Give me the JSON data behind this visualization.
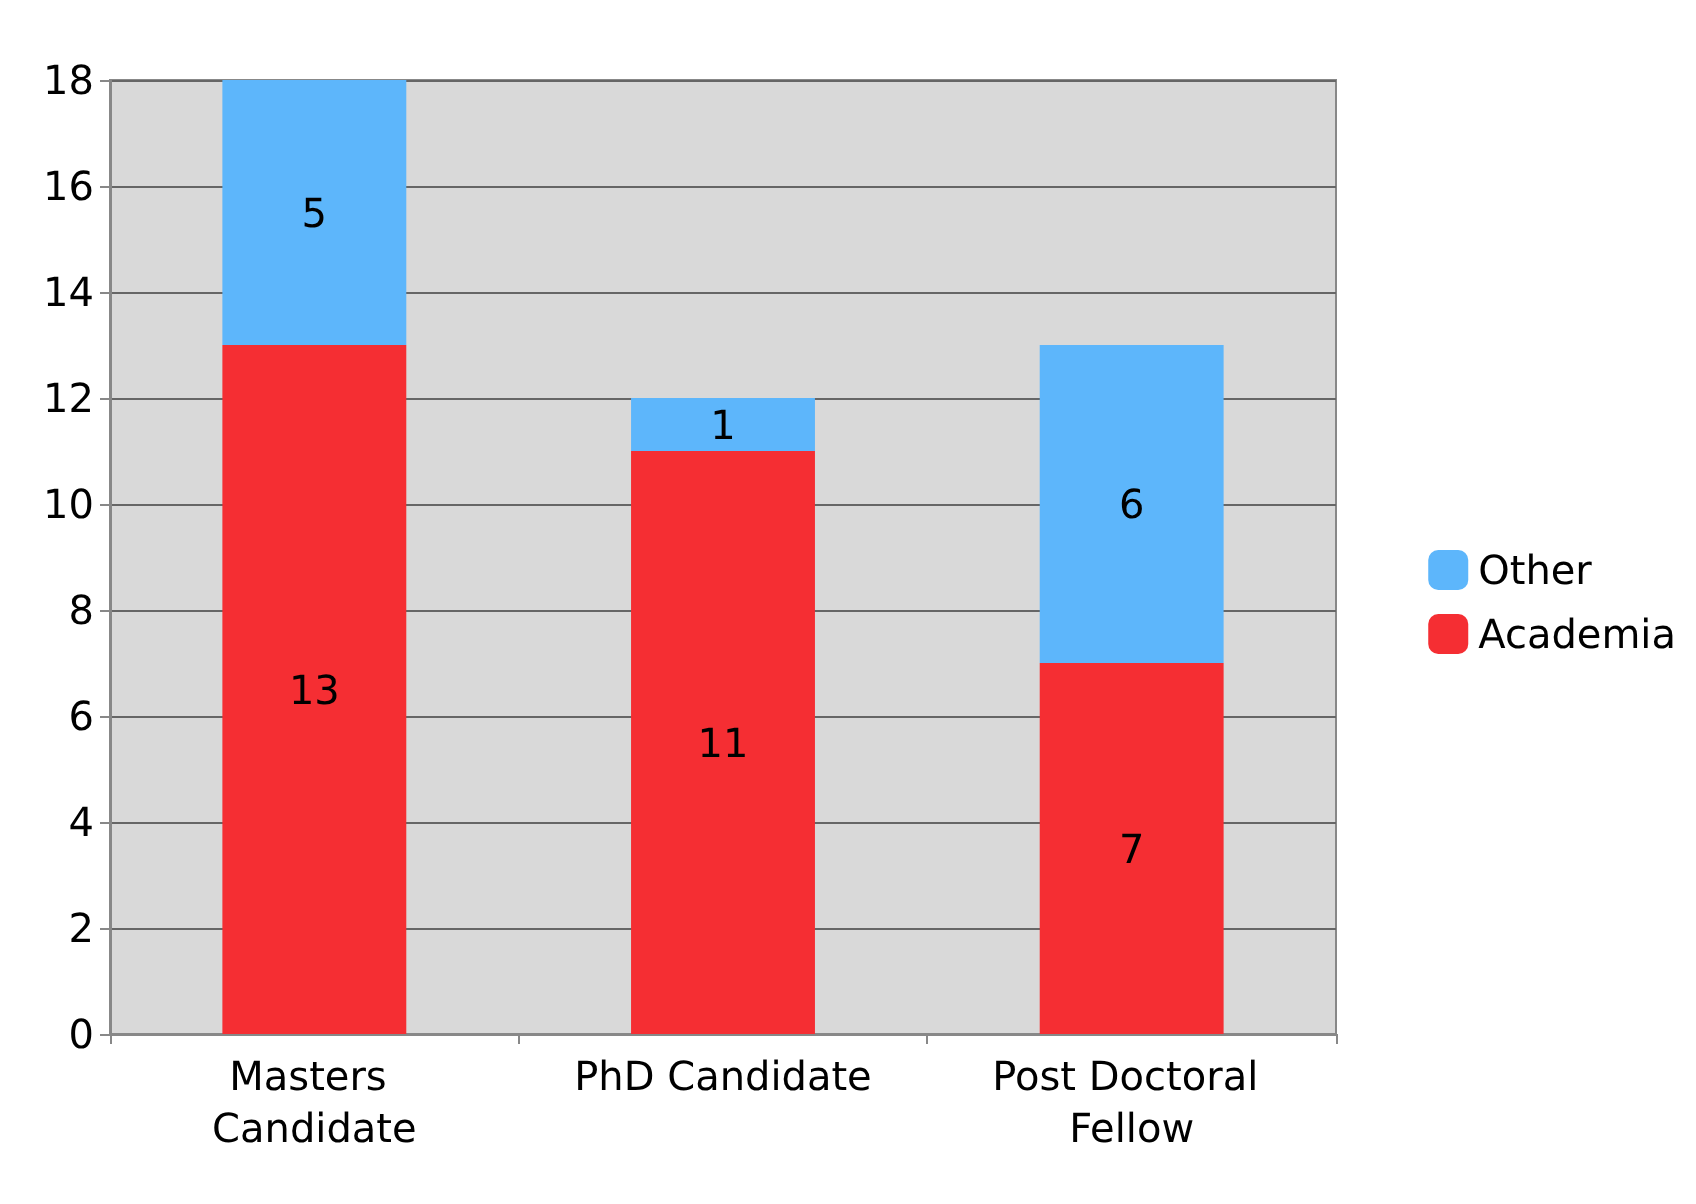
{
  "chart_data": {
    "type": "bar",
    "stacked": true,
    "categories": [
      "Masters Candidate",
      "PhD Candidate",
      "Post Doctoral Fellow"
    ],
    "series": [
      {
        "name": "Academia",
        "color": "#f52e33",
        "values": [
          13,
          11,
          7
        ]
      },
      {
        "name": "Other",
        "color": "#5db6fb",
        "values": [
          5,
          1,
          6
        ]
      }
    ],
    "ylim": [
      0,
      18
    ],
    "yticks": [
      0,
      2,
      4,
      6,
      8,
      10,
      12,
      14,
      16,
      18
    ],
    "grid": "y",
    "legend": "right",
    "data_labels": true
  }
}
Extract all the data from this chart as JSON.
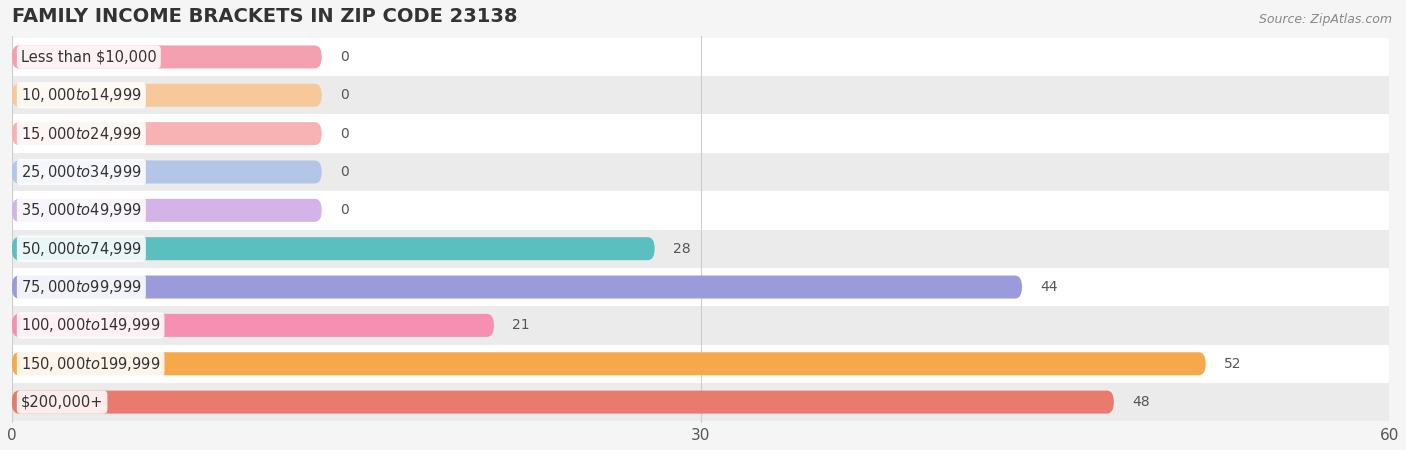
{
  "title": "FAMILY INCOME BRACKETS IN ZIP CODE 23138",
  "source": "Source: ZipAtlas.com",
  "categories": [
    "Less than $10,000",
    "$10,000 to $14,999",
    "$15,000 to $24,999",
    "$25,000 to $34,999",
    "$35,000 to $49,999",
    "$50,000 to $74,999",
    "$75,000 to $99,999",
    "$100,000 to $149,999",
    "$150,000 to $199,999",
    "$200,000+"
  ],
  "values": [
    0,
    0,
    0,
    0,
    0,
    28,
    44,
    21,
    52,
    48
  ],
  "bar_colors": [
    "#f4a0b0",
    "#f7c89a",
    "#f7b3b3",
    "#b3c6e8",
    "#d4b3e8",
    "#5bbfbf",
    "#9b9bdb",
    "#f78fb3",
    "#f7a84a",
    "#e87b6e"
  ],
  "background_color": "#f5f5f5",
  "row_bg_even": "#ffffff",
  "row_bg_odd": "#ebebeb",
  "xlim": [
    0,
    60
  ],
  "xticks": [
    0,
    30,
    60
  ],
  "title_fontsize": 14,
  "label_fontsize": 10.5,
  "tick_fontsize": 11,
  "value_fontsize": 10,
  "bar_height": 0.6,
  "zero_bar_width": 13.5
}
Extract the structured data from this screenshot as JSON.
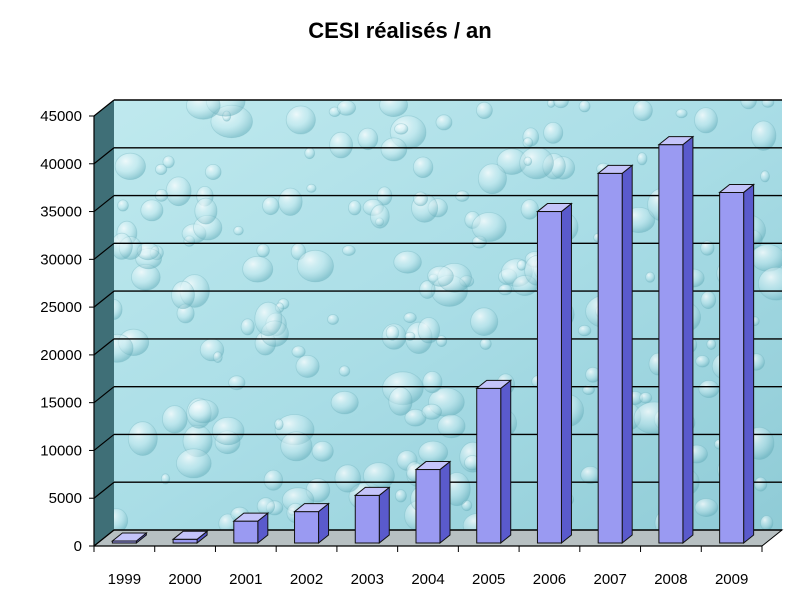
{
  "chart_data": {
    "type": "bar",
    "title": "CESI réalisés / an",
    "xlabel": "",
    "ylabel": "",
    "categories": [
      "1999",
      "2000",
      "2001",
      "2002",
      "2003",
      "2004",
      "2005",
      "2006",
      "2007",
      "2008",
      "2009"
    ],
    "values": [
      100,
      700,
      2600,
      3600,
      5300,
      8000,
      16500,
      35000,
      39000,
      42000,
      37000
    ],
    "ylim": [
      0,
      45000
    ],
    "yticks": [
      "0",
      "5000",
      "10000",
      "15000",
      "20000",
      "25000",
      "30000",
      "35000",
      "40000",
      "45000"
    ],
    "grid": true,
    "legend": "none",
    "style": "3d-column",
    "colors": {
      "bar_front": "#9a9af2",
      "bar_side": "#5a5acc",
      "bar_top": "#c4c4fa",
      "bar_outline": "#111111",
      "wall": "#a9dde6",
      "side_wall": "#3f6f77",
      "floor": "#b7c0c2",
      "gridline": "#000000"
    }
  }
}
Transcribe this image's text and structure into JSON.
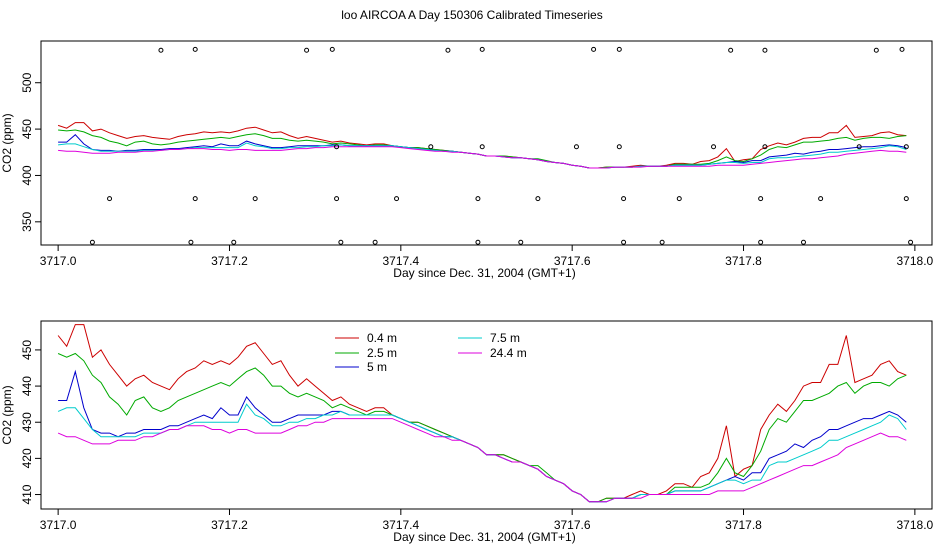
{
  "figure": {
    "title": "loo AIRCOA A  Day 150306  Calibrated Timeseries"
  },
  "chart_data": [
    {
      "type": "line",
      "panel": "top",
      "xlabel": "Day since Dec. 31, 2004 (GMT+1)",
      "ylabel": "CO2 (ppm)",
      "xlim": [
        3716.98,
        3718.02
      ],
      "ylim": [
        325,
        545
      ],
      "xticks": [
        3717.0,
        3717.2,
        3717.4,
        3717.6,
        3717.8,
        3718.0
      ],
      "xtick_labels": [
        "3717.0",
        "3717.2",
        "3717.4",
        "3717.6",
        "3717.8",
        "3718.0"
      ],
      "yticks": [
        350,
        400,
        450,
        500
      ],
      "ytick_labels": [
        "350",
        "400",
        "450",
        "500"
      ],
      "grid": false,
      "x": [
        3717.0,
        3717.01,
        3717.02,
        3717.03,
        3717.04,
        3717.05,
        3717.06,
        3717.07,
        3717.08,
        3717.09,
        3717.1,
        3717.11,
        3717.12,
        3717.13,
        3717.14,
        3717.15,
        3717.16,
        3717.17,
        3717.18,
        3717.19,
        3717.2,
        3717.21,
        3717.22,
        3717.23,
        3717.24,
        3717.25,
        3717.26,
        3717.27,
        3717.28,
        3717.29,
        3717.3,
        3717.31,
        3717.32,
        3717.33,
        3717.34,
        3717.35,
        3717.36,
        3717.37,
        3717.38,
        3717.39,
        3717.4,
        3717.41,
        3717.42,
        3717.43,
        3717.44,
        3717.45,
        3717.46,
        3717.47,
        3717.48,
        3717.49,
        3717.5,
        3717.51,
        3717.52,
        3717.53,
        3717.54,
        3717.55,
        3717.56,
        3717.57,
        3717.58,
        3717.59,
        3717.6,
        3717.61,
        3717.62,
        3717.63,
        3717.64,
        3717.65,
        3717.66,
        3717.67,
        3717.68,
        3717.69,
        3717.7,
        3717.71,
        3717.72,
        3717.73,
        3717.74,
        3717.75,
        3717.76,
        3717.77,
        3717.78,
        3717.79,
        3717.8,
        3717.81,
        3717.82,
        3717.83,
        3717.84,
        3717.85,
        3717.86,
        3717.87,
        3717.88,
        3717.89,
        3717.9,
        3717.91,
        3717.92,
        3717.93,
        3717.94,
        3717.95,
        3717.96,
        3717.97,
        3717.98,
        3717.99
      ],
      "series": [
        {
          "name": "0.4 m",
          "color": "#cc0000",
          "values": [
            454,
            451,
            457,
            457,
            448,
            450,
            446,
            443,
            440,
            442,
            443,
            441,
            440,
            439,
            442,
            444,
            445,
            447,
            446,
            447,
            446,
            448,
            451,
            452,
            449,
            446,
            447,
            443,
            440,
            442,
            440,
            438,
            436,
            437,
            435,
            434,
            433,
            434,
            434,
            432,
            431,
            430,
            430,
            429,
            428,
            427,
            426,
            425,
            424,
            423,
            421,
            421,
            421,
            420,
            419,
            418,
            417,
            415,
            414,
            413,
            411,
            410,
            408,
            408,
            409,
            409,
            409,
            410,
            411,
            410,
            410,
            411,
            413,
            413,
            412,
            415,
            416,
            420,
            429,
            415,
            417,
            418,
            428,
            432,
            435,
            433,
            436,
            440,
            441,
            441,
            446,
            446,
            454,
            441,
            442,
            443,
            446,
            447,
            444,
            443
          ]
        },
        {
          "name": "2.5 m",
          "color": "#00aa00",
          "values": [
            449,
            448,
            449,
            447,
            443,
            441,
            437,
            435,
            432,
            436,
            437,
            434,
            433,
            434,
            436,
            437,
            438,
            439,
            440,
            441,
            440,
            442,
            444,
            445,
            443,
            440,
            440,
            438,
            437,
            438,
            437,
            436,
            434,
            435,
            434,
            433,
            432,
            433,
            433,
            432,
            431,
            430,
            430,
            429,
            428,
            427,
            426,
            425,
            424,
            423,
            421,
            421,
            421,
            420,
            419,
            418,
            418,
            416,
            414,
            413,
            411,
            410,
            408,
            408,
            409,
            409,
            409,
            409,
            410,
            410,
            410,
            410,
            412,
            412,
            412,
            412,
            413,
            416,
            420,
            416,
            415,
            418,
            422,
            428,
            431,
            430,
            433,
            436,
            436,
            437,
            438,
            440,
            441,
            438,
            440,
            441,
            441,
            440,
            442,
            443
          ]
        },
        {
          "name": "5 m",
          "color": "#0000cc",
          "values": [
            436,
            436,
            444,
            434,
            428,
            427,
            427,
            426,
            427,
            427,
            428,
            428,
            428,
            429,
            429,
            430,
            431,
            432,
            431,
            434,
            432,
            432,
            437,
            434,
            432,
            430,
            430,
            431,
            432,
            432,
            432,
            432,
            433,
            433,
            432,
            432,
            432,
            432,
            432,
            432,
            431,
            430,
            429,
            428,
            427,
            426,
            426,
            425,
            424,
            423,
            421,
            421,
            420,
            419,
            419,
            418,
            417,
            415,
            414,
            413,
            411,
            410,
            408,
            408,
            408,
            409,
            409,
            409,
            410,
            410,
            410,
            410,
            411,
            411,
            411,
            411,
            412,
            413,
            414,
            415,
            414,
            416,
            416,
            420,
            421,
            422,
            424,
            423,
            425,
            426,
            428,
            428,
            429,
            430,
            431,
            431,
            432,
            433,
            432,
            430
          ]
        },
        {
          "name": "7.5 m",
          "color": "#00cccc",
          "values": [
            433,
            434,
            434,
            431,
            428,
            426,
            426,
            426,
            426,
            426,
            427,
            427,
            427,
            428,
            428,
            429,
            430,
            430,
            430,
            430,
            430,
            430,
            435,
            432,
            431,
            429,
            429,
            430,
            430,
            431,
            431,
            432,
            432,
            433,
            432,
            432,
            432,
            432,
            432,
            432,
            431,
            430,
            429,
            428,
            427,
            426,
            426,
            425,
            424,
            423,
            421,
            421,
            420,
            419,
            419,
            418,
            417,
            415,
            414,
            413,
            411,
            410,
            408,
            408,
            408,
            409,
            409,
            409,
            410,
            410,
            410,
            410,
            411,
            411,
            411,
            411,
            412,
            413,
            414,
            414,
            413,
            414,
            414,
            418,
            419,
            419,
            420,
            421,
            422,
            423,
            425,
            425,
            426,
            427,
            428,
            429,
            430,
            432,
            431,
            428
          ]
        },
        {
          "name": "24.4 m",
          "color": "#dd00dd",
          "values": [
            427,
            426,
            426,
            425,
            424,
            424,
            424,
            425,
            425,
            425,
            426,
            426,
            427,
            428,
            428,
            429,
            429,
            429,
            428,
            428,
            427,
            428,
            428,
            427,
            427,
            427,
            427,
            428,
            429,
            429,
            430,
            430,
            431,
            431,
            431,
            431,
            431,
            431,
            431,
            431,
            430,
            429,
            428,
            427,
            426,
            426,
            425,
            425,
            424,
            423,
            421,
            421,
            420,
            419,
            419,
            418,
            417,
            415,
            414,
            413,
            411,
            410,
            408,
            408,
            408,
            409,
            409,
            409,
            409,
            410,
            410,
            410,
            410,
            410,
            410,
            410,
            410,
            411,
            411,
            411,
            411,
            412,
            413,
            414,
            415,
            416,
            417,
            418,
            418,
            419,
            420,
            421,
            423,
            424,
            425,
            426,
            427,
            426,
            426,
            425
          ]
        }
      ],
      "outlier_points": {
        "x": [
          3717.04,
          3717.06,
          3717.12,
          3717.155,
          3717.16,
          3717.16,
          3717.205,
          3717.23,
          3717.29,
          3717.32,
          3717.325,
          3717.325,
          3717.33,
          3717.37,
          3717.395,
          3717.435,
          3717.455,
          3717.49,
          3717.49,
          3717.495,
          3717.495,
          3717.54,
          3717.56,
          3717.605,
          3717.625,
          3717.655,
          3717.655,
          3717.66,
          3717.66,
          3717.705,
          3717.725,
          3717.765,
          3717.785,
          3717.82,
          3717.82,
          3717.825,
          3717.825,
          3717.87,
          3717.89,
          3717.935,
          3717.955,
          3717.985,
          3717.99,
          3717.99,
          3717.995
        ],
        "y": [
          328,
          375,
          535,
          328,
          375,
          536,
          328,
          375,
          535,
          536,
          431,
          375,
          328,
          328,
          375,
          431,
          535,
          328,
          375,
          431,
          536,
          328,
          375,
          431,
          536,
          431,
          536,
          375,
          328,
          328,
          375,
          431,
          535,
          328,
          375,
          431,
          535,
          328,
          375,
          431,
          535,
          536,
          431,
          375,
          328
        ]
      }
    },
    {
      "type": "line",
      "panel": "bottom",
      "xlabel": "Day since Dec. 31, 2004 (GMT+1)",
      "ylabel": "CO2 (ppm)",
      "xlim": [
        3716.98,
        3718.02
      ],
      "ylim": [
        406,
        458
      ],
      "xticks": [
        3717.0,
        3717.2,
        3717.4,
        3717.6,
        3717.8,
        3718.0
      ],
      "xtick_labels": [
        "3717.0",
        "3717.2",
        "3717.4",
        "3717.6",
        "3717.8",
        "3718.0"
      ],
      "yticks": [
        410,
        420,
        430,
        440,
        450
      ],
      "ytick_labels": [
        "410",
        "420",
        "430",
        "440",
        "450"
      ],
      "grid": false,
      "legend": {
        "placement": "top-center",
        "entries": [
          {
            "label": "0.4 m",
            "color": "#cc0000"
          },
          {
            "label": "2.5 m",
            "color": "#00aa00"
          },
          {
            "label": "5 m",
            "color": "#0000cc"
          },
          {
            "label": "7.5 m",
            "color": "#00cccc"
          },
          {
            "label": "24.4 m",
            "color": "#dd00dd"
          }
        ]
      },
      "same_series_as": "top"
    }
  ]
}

Task details - Determine the number of lines in these entries that contain the word "from", and write only that number.

Output for this task - 2